• **Given instruction**: Nothing in the data should change when you return it, but leave the pictures out.
##### Records
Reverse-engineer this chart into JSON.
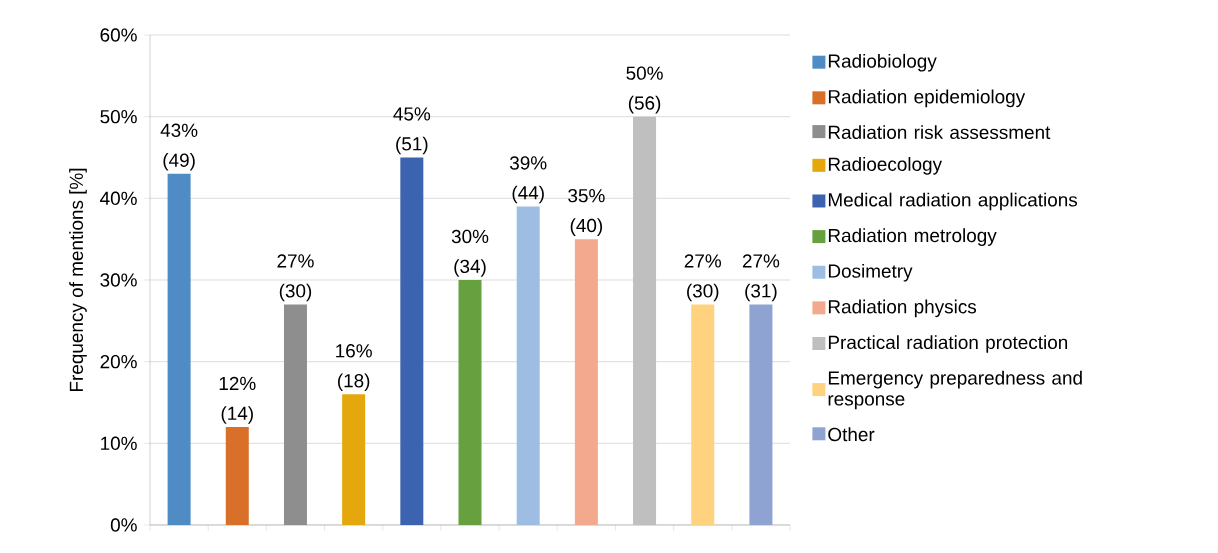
{
  "chart_data": {
    "type": "bar",
    "ylabel": "Frequency of mentions [%]",
    "categories": [
      null,
      null,
      null,
      null,
      null,
      null,
      null,
      null,
      null,
      null,
      null
    ],
    "ylim": [
      0,
      60
    ],
    "yticks": [
      {
        "value": 0,
        "label": "0%"
      },
      {
        "value": 10,
        "label": "10%"
      },
      {
        "value": 20,
        "label": "20%"
      },
      {
        "value": 30,
        "label": "30%"
      },
      {
        "value": 40,
        "label": "40%"
      },
      {
        "value": 50,
        "label": "50%"
      },
      {
        "value": 60,
        "label": "60%"
      }
    ],
    "grid": "y",
    "legend": "right",
    "series": [
      {
        "name": "Radiobiology",
        "color": "#4f8bc5",
        "values": [
          43,
          null,
          null,
          null,
          null,
          null,
          null,
          null,
          null,
          null,
          null
        ],
        "value_labels": [
          "43% (49)",
          null,
          null,
          null,
          null,
          null,
          null,
          null,
          null,
          null,
          null
        ]
      },
      {
        "name": "Radiation epidemiology",
        "color": "#d9702a",
        "values": [
          null,
          12,
          null,
          null,
          null,
          null,
          null,
          null,
          null,
          null,
          null
        ],
        "value_labels": [
          null,
          "12% (14)",
          null,
          null,
          null,
          null,
          null,
          null,
          null,
          null,
          null
        ]
      },
      {
        "name": "Radiation risk assessment",
        "color": "#8e8e8e",
        "values": [
          null,
          null,
          27,
          null,
          null,
          null,
          null,
          null,
          null,
          null,
          null
        ],
        "value_labels": [
          null,
          null,
          "27% (30)",
          null,
          null,
          null,
          null,
          null,
          null,
          null,
          null
        ]
      },
      {
        "name": "Radioecology",
        "color": "#e5a80c",
        "values": [
          null,
          null,
          null,
          16,
          null,
          null,
          null,
          null,
          null,
          null,
          null
        ],
        "value_labels": [
          null,
          null,
          null,
          "16% (18)",
          null,
          null,
          null,
          null,
          null,
          null,
          null
        ]
      },
      {
        "name": "Medical radiation applications",
        "color": "#3c63af",
        "values": [
          null,
          null,
          null,
          null,
          45,
          null,
          null,
          null,
          null,
          null,
          null
        ],
        "value_labels": [
          null,
          null,
          null,
          null,
          "45% (51)",
          null,
          null,
          null,
          null,
          null,
          null
        ]
      },
      {
        "name": "Radiation metrology",
        "color": "#66a03f",
        "values": [
          null,
          null,
          null,
          null,
          null,
          30,
          null,
          null,
          null,
          null,
          null
        ],
        "value_labels": [
          null,
          null,
          null,
          null,
          null,
          "30% (34)",
          null,
          null,
          null,
          null,
          null
        ]
      },
      {
        "name": "Dosimetry",
        "color": "#9dbde3",
        "values": [
          null,
          null,
          null,
          null,
          null,
          null,
          39,
          null,
          null,
          null,
          null
        ],
        "value_labels": [
          null,
          null,
          null,
          null,
          null,
          null,
          "39% (44)",
          null,
          null,
          null,
          null
        ]
      },
      {
        "name": "Radiation physics",
        "color": "#f2a98d",
        "values": [
          null,
          null,
          null,
          null,
          null,
          null,
          null,
          35,
          null,
          null,
          null
        ],
        "value_labels": [
          null,
          null,
          null,
          null,
          null,
          null,
          null,
          "35% (40)",
          null,
          null,
          null
        ]
      },
      {
        "name": "Practical radiation protection",
        "color": "#bfbfbf",
        "values": [
          null,
          null,
          null,
          null,
          null,
          null,
          null,
          null,
          50,
          null,
          null
        ],
        "value_labels": [
          null,
          null,
          null,
          null,
          null,
          null,
          null,
          null,
          "50% (56)",
          null,
          null
        ]
      },
      {
        "name": "Emergency preparedness and response",
        "color": "#ffd27f",
        "values": [
          null,
          null,
          null,
          null,
          null,
          null,
          null,
          null,
          null,
          27,
          null
        ],
        "value_labels": [
          null,
          null,
          null,
          null,
          null,
          null,
          null,
          null,
          null,
          "27% (30)",
          null
        ]
      },
      {
        "name": "Other",
        "color": "#8fa3d3",
        "values": [
          null,
          null,
          null,
          null,
          null,
          null,
          null,
          null,
          null,
          null,
          27
        ],
        "value_labels": [
          null,
          null,
          null,
          null,
          null,
          null,
          null,
          null,
          null,
          null,
          "27% (31)"
        ]
      }
    ]
  }
}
##########
• **Task answer**:
Reverse-engineer this chart into JSON.
{
  "chart_data": {
    "type": "bar",
    "ylabel": "Frequency of mentions [%]",
    "categories": [
      null,
      null,
      null,
      null,
      null,
      null,
      null,
      null,
      null,
      null,
      null
    ],
    "ylim": [
      0,
      60
    ],
    "yticks": [
      {
        "value": 0,
        "label": "0%"
      },
      {
        "value": 10,
        "label": "10%"
      },
      {
        "value": 20,
        "label": "20%"
      },
      {
        "value": 30,
        "label": "30%"
      },
      {
        "value": 40,
        "label": "40%"
      },
      {
        "value": 50,
        "label": "50%"
      },
      {
        "value": 60,
        "label": "60%"
      }
    ],
    "grid": "y",
    "legend": "right",
    "series": [
      {
        "name": "Radiobiology",
        "color": "#4f8bc5",
        "values": [
          43,
          null,
          null,
          null,
          null,
          null,
          null,
          null,
          null,
          null,
          null
        ],
        "value_labels": [
          "43% (49)",
          null,
          null,
          null,
          null,
          null,
          null,
          null,
          null,
          null,
          null
        ]
      },
      {
        "name": "Radiation epidemiology",
        "color": "#d9702a",
        "values": [
          null,
          12,
          null,
          null,
          null,
          null,
          null,
          null,
          null,
          null,
          null
        ],
        "value_labels": [
          null,
          "12% (14)",
          null,
          null,
          null,
          null,
          null,
          null,
          null,
          null,
          null
        ]
      },
      {
        "name": "Radiation risk assessment",
        "color": "#8e8e8e",
        "values": [
          null,
          null,
          27,
          null,
          null,
          null,
          null,
          null,
          null,
          null,
          null
        ],
        "value_labels": [
          null,
          null,
          "27% (30)",
          null,
          null,
          null,
          null,
          null,
          null,
          null,
          null
        ]
      },
      {
        "name": "Radioecology",
        "color": "#e5a80c",
        "values": [
          null,
          null,
          null,
          16,
          null,
          null,
          null,
          null,
          null,
          null,
          null
        ],
        "value_labels": [
          null,
          null,
          null,
          "16% (18)",
          null,
          null,
          null,
          null,
          null,
          null,
          null
        ]
      },
      {
        "name": "Medical radiation applications",
        "color": "#3c63af",
        "values": [
          null,
          null,
          null,
          null,
          45,
          null,
          null,
          null,
          null,
          null,
          null
        ],
        "value_labels": [
          null,
          null,
          null,
          null,
          "45% (51)",
          null,
          null,
          null,
          null,
          null,
          null
        ]
      },
      {
        "name": "Radiation metrology",
        "color": "#66a03f",
        "values": [
          null,
          null,
          null,
          null,
          null,
          30,
          null,
          null,
          null,
          null,
          null
        ],
        "value_labels": [
          null,
          null,
          null,
          null,
          null,
          "30% (34)",
          null,
          null,
          null,
          null,
          null
        ]
      },
      {
        "name": "Dosimetry",
        "color": "#9dbde3",
        "values": [
          null,
          null,
          null,
          null,
          null,
          null,
          39,
          null,
          null,
          null,
          null
        ],
        "value_labels": [
          null,
          null,
          null,
          null,
          null,
          null,
          "39% (44)",
          null,
          null,
          null,
          null
        ]
      },
      {
        "name": "Radiation physics",
        "color": "#f2a98d",
        "values": [
          null,
          null,
          null,
          null,
          null,
          null,
          null,
          35,
          null,
          null,
          null
        ],
        "value_labels": [
          null,
          null,
          null,
          null,
          null,
          null,
          null,
          "35% (40)",
          null,
          null,
          null
        ]
      },
      {
        "name": "Practical radiation protection",
        "color": "#bfbfbf",
        "values": [
          null,
          null,
          null,
          null,
          null,
          null,
          null,
          null,
          50,
          null,
          null
        ],
        "value_labels": [
          null,
          null,
          null,
          null,
          null,
          null,
          null,
          null,
          "50% (56)",
          null,
          null
        ]
      },
      {
        "name": "Emergency preparedness and response",
        "color": "#ffd27f",
        "values": [
          null,
          null,
          null,
          null,
          null,
          null,
          null,
          null,
          null,
          27,
          null
        ],
        "value_labels": [
          null,
          null,
          null,
          null,
          null,
          null,
          null,
          null,
          null,
          "27% (30)",
          null
        ]
      },
      {
        "name": "Other",
        "color": "#8fa3d3",
        "values": [
          null,
          null,
          null,
          null,
          null,
          null,
          null,
          null,
          null,
          null,
          27
        ],
        "value_labels": [
          null,
          null,
          null,
          null,
          null,
          null,
          null,
          null,
          null,
          null,
          "27% (31)"
        ]
      }
    ]
  }
}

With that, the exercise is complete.